## Required work
Gather all lines from the material that contain the word "Summary".

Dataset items

= = =

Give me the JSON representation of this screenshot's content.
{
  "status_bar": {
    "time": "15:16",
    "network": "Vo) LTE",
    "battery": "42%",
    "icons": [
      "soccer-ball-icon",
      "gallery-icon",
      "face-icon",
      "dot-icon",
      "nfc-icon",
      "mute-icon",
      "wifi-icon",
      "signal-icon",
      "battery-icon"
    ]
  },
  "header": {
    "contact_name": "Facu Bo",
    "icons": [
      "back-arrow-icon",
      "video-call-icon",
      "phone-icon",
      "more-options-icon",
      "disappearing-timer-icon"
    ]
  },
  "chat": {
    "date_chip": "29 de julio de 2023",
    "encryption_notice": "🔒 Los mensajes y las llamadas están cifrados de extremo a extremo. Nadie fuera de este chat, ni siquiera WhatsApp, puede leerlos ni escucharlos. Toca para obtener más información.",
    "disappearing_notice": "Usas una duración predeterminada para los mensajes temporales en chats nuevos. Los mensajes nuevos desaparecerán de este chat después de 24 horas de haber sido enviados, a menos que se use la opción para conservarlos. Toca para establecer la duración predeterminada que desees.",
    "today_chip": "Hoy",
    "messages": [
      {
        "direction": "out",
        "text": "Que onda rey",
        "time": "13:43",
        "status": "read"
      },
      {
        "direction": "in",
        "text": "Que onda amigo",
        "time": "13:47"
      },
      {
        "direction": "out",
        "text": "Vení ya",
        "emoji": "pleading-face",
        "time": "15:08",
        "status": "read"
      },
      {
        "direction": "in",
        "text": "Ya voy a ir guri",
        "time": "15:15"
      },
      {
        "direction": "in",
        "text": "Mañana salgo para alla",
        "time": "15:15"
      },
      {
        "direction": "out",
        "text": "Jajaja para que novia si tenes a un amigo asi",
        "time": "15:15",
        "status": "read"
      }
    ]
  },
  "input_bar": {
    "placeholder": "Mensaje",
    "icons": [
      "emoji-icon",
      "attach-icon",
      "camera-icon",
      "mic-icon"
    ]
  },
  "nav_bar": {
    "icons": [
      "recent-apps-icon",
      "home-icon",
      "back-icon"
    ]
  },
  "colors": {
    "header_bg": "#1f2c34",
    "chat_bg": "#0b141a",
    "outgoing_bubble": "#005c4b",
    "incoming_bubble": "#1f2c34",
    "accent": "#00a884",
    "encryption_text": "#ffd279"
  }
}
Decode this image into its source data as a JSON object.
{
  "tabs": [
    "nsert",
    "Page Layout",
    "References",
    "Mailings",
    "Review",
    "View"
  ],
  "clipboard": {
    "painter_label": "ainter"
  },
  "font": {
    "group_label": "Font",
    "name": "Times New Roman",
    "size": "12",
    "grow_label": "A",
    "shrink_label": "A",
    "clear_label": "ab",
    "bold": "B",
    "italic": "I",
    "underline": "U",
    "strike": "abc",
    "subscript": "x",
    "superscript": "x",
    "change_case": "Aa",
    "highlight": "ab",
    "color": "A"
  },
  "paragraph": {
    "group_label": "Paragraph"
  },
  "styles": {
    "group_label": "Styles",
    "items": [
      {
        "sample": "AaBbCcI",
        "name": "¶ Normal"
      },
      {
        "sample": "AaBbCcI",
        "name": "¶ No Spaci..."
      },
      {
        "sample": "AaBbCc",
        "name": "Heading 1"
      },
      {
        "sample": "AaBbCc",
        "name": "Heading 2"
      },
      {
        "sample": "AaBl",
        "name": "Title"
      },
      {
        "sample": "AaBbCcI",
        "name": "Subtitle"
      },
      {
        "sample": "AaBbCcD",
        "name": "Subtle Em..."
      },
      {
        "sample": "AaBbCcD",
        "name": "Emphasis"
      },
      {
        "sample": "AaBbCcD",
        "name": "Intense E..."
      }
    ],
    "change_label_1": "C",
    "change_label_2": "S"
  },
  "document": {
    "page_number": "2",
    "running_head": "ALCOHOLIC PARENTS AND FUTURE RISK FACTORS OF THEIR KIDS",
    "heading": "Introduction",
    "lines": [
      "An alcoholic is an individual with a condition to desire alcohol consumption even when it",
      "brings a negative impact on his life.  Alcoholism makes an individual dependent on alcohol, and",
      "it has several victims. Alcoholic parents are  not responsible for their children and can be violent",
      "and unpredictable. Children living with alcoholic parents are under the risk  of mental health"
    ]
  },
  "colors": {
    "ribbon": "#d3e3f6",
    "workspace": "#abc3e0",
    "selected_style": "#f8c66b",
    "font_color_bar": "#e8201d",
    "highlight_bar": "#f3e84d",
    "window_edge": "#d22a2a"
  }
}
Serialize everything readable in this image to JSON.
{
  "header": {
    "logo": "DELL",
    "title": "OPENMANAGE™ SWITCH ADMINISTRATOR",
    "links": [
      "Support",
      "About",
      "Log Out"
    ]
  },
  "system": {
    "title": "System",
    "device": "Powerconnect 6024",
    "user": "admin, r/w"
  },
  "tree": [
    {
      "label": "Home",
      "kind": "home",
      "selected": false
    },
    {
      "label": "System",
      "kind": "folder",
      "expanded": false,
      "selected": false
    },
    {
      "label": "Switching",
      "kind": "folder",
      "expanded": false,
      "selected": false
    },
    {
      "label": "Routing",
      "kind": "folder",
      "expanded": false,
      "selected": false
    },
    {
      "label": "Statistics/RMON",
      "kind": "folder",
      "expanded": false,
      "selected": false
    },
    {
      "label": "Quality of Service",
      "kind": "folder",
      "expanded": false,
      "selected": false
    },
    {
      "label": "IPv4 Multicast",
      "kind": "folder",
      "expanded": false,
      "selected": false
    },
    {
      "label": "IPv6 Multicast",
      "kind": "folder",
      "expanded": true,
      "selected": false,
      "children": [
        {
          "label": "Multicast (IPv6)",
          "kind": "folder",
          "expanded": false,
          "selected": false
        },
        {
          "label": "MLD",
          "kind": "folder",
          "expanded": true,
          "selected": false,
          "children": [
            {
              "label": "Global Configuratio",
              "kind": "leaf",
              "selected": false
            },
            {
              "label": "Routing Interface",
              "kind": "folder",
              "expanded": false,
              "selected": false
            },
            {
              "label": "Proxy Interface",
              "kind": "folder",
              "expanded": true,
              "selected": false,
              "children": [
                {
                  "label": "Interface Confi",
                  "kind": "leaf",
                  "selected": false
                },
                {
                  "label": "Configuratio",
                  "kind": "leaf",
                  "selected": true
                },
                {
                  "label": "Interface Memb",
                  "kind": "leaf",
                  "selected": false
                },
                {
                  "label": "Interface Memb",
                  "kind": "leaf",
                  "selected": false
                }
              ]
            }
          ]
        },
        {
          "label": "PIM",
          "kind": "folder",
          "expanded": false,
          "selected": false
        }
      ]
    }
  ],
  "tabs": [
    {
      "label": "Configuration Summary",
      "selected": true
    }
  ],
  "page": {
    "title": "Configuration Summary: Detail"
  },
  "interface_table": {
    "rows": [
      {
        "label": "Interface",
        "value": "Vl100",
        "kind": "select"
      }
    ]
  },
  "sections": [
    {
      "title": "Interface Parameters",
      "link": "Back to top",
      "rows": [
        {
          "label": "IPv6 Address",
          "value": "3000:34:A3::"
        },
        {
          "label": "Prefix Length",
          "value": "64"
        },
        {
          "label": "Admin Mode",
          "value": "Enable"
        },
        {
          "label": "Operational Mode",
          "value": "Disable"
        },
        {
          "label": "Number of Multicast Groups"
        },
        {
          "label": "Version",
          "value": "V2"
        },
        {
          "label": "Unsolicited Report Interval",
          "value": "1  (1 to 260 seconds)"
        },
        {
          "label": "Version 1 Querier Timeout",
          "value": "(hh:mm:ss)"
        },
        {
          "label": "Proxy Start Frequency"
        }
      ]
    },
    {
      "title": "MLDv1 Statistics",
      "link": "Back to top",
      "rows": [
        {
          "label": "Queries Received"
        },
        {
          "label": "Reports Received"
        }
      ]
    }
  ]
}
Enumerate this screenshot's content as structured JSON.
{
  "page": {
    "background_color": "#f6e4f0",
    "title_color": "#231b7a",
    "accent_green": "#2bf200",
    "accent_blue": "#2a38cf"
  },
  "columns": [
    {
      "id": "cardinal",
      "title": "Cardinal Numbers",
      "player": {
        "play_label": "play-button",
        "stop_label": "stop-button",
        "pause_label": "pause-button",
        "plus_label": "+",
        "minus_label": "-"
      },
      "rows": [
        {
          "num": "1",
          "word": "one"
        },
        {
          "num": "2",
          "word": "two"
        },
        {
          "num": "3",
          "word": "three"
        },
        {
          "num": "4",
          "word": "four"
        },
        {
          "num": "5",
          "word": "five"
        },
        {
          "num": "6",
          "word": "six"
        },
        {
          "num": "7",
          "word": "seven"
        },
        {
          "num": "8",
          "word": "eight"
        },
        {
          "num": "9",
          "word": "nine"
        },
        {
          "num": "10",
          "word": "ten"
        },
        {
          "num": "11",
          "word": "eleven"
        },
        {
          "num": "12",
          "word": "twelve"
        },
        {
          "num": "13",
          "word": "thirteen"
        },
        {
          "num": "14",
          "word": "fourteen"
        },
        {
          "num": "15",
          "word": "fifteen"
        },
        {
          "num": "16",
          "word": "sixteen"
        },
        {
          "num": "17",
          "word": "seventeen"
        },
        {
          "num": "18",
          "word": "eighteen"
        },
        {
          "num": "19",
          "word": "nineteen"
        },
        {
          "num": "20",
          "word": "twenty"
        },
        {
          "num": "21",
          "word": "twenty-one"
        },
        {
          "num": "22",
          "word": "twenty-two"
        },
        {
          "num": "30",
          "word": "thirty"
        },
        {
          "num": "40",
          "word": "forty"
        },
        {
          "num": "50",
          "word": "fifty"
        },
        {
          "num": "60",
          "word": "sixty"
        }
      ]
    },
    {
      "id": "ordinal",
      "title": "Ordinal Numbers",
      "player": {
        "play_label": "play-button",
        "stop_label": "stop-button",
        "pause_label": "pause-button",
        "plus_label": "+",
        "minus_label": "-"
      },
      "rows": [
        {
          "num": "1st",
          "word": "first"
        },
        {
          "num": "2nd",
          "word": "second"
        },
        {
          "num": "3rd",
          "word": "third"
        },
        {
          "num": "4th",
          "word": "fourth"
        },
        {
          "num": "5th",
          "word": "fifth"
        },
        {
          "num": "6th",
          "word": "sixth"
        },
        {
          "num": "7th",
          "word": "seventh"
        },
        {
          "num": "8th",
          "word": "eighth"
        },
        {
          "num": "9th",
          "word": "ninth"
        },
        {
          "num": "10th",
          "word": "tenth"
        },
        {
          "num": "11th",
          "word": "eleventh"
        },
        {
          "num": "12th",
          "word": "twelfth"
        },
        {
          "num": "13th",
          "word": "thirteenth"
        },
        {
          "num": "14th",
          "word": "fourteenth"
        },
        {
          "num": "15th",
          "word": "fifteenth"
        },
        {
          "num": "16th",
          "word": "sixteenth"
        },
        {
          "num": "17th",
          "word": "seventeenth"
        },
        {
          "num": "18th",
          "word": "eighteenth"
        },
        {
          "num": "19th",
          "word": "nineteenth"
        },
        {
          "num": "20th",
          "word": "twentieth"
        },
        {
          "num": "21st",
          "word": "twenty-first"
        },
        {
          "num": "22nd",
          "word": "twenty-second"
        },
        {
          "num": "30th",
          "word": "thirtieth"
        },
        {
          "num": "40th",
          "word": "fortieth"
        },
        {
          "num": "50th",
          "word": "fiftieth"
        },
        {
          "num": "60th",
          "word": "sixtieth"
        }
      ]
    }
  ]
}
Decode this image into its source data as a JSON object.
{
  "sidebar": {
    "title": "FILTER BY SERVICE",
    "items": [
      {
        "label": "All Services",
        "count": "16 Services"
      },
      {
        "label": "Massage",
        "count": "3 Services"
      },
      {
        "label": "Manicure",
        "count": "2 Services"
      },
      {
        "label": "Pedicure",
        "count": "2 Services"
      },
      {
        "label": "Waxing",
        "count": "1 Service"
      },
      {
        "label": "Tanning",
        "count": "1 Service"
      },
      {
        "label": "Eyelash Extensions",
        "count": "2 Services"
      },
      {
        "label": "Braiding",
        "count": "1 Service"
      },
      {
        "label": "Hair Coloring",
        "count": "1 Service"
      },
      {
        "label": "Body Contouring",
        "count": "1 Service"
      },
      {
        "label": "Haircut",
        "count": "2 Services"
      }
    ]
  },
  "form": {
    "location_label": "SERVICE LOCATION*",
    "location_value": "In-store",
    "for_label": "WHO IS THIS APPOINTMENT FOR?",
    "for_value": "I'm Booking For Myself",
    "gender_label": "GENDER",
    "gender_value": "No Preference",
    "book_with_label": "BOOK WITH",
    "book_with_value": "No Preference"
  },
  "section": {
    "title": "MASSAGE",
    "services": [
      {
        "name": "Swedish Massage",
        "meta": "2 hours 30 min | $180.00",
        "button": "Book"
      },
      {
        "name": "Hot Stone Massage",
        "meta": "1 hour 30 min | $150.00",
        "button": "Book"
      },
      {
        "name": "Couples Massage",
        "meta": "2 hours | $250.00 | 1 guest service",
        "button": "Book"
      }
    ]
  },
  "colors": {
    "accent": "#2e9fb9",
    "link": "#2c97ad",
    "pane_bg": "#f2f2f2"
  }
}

= = =

## The completed task
      "label": "Configuration Summary",
    "title": "Configuration Summary: Detail"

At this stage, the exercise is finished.